## Requisitos de la tarea
Escribe la continuación del texto sobre Tim Burton a partir de su última oración.

## Texto de estudio
# # # # #

Tim Burton: de idolatrado a paria


Ismael Ortiz Romero Cuevas

El fin de semana pasado, se estrenó la cinta “Dumbo”, en versión live action que es a lo que la casa Disney ha estado apostando cuando parece que las ideas para historias originales se les han agotado. La versión del elefante volador fue dirigida por Tim Burton, un director que en los inicios de su carrera, fue admirado por la estética oscura y los personajes sombríos que presentaba.

Lejos quedaron esos años del Burton que nos traía historias increíblemente aterradoras y bellas como “Beetlejuice: el súper fantasma”; “Batman”; “El joven manos de tijera”; “Batman Regresa”; “El extraño mundo de Jack”; “Big Fish”; sus remakes de “Charlie y la fábrica de chocolates” y hasta su extraña versión de “El planeta de los simios”; en verdad, lo que Burton lograba era belleza pura en la gran pantalla. Fue admirado por todos aquellos que seguían el movimiento dark e incluso se dice, que es el responsable en cierta medida de crear el movimiento “emo” en el mundo a mediados de la década pasada.

Pero, ¿qué ha pasado con Tim Burton?, hace casi 10 años que su trabajo dejó de enloquecernos a casi todo el mundo. ¿Será que su visión pasó de moda?, ¿dejó de ser novedosa? ¿dejaron de gustarnos los retratos oscuros por cambiarnos a los insulsos súper héroes? ¿qué demonios pasó con un director que bien pudo haber pasado a la historia como una especie de Hitchcock, Fellini, Kubrick o Kurosawa? Pienso que su labor comenzó a ser tan igual, que dejó de sorprendernos y la gente, desertó de adorar sus películas. Es más, había un chiste cuando estrenó la versión “Alicia en país de las maravillas” que decía que todos sus guiones comenzaban: “Había una vez Johny Depp en…”

# # # # #

## Datos sin procesar

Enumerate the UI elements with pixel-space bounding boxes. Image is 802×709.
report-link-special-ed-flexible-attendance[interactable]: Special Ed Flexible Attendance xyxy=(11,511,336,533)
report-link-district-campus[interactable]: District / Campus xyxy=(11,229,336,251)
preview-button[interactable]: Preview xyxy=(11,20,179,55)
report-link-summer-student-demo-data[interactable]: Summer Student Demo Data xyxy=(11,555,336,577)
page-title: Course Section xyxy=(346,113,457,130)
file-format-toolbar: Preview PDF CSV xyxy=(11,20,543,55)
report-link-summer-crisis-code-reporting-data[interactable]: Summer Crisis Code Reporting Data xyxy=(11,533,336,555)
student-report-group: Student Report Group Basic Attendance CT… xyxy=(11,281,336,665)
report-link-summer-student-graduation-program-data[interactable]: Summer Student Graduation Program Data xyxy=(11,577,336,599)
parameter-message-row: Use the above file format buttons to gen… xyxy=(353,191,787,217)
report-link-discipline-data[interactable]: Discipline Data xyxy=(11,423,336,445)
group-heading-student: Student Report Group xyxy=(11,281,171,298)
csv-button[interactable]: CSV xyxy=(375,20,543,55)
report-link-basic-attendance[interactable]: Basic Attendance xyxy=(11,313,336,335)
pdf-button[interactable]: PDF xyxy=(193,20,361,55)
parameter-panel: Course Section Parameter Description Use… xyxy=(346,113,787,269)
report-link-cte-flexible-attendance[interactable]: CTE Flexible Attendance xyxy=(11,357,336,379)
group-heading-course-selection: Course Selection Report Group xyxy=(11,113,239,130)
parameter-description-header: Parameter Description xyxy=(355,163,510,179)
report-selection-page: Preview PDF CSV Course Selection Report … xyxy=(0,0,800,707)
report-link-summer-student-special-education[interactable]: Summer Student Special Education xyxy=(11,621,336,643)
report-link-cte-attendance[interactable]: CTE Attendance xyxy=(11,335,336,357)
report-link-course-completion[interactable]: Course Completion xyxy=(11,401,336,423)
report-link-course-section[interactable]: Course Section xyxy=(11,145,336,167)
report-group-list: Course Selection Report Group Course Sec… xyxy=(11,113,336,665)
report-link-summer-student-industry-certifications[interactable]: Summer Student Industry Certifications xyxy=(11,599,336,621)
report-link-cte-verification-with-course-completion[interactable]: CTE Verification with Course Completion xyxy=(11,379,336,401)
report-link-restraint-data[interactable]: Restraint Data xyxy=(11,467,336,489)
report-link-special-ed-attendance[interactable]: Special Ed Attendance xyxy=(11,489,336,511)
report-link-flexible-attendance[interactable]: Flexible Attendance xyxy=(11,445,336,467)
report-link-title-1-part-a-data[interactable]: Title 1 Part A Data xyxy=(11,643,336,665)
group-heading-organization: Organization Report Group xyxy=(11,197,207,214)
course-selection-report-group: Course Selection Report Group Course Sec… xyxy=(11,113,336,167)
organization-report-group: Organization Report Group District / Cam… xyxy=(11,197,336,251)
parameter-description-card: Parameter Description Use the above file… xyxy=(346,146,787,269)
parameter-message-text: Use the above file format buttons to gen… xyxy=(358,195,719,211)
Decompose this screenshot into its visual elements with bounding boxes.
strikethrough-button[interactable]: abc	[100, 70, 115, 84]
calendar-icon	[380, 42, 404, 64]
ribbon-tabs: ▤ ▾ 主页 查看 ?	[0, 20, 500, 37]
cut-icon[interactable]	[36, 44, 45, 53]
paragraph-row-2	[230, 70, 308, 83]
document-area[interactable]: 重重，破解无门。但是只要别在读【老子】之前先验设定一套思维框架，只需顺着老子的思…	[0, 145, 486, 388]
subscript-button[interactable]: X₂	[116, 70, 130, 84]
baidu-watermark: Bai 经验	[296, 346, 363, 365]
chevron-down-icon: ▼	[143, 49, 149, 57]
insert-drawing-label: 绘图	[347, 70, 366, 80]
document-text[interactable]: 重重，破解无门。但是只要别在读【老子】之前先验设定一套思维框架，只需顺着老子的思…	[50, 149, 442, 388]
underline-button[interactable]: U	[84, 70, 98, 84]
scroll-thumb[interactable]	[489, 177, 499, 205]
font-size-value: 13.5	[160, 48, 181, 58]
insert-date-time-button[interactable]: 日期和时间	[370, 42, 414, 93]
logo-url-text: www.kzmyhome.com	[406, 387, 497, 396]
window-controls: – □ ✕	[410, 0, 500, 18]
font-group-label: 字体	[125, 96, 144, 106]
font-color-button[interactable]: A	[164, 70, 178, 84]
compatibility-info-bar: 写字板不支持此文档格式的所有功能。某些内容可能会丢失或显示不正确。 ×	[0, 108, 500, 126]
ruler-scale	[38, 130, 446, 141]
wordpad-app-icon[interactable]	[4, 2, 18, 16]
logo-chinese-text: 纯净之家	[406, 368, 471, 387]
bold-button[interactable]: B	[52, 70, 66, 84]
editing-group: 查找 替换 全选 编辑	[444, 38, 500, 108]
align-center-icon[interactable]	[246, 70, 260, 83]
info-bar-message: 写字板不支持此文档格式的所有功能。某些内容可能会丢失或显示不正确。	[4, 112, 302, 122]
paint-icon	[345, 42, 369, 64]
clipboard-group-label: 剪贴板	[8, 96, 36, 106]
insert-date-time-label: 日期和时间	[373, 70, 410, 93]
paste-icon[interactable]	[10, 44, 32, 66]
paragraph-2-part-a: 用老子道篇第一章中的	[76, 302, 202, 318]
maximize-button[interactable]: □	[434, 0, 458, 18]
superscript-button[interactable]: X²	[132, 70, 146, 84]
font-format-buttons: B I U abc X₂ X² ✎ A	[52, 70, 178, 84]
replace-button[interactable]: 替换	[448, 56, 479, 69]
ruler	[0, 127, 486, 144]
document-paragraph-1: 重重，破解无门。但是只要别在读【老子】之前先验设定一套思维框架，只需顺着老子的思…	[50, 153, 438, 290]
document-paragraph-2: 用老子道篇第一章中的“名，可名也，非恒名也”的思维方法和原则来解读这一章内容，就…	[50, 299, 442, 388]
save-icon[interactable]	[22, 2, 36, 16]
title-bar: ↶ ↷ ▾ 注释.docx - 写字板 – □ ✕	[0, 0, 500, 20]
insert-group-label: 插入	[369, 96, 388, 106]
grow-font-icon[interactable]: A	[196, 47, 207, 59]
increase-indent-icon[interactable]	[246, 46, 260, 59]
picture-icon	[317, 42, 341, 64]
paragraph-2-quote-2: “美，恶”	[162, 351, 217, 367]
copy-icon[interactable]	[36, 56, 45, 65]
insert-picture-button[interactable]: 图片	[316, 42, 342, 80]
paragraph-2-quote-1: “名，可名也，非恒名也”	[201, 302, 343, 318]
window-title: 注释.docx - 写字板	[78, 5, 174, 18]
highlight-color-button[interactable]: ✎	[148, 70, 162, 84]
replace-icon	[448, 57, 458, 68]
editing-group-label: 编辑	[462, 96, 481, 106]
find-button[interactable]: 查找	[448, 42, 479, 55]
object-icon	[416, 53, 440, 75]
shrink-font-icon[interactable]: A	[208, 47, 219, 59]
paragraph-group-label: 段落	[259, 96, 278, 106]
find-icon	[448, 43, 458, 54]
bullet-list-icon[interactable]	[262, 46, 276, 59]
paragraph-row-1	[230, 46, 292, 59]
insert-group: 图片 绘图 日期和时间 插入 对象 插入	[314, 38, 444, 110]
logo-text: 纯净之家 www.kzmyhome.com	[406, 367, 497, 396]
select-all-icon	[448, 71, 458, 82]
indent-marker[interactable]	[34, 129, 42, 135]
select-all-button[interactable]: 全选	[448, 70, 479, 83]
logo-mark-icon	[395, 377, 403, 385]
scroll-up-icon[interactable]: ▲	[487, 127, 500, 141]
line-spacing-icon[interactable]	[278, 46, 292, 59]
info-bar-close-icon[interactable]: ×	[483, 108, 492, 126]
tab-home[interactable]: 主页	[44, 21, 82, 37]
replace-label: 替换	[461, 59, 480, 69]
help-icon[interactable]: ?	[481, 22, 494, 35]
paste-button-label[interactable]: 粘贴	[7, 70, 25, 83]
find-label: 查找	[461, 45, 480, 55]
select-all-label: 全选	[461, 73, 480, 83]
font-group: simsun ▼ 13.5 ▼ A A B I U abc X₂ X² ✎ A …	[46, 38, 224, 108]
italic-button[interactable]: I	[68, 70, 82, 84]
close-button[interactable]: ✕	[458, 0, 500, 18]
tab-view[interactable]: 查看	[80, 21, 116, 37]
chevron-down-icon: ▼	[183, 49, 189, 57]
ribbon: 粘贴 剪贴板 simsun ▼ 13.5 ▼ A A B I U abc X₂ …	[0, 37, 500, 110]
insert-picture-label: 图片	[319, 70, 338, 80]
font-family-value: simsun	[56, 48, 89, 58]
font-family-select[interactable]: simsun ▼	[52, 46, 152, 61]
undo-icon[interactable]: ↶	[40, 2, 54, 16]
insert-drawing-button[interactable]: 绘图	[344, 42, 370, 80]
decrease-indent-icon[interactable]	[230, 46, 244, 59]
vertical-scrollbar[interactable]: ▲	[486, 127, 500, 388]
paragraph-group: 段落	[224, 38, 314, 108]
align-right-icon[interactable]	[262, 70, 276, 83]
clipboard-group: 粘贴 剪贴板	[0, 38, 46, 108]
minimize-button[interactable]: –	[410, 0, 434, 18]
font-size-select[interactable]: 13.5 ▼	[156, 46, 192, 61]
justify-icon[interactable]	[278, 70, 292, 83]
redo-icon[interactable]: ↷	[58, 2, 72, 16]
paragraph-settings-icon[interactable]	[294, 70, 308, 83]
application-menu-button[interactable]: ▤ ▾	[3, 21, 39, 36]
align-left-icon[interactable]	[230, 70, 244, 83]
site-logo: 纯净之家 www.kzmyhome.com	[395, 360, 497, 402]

# # # # #

## Respuesta esperada
Y cuando había grandes expectativas para la versión de personajes reales de “Dumbo”, sobre todo porque sabemos que Disney casi siempre le apuesta a lo seguro y siendo su cuarta película para la poderosa productora, pasó lo que muchos temíamos. La historia emotiva, con un elenco espectacular y con una cinematografía muy al estilo del director simplemente no conquistó a la taquilla. Quizá porque se estrenó el mismo día de la preventa de la película “Avengers: Endgame” y la gente se volcó a comprar sus boletos y no entrar al cine a ver otras propuestas o simplemente, ya el solo nombre de Tim Burton, no resulta atractivo para llenar una sala como pasaba hace unos años. Así es; podemos decir que casi pasó de ser un aclamado cineasta a un director del montón; casi-casi un paria.  

Y es justamente el fracaso tanto en taquilla como de crítica que ha recibido con “Dumbo”, que la cinta que ahora está a nada de ser cancelada, es la esperadísima y cantadísima secuela de “Beetlejuice”. Se dice, que Burton ya tenía apalabrados por lo menos a los actores principales, pues Michael Keaton y Winona Ryder regresarían a los papeles que los hicieron célebres, sin embargo, desde el estreno de “Dumbo”, cuando la prensa le cuestionó al director sobre los avances de la secuela, se limitó a contestar “no hay nada. Nada”. Se le cuestionó si algún día vería la luz y también solo contestó: “no lo sé. Lo dudo”. Lo que al menos a mí, por suspicaz y no por conocedor me hace pensar que a él mismo no le gustaron los resultados ni la dirección que tomó “Dumbo”, y seamos honestos también, sabemos que muchas veces, sobre todo los enormes como Disney, Paramount o Warner, imponen visiones o acciones al guión que se contraponen a las visiones de los directores y eso, termina no gustando a los cineastas que acaban detestando sus propias obras; más o menos lo que pasó con “Liga de la Justicia” o “El hombre hormiga y la avispa”, donde los directores simplemente se dedicaron a aparecer en las fotos, cobrar y olvidar esos trabajos.

Seamos conscientes también en otra situación, desde que produjo aquella película tan extraña llamada simplemente “9” y con “Alicia en el país de las maravillas”, algo ha pasado con las cintas de Burton, que simplemente han dejado de tener la magia que tenían en años anteriores. No cabe duda que todos los refranes son sabios, y ese de que “renovarse o morir” aplica perfecto con él. Al menos, yo tengo confianza en que más pronto que tarde, llegará una cinta con la que el otrora visionario, arriesgado, vanguardista, oscuro y genial Tim Burton, regrese como los grandes.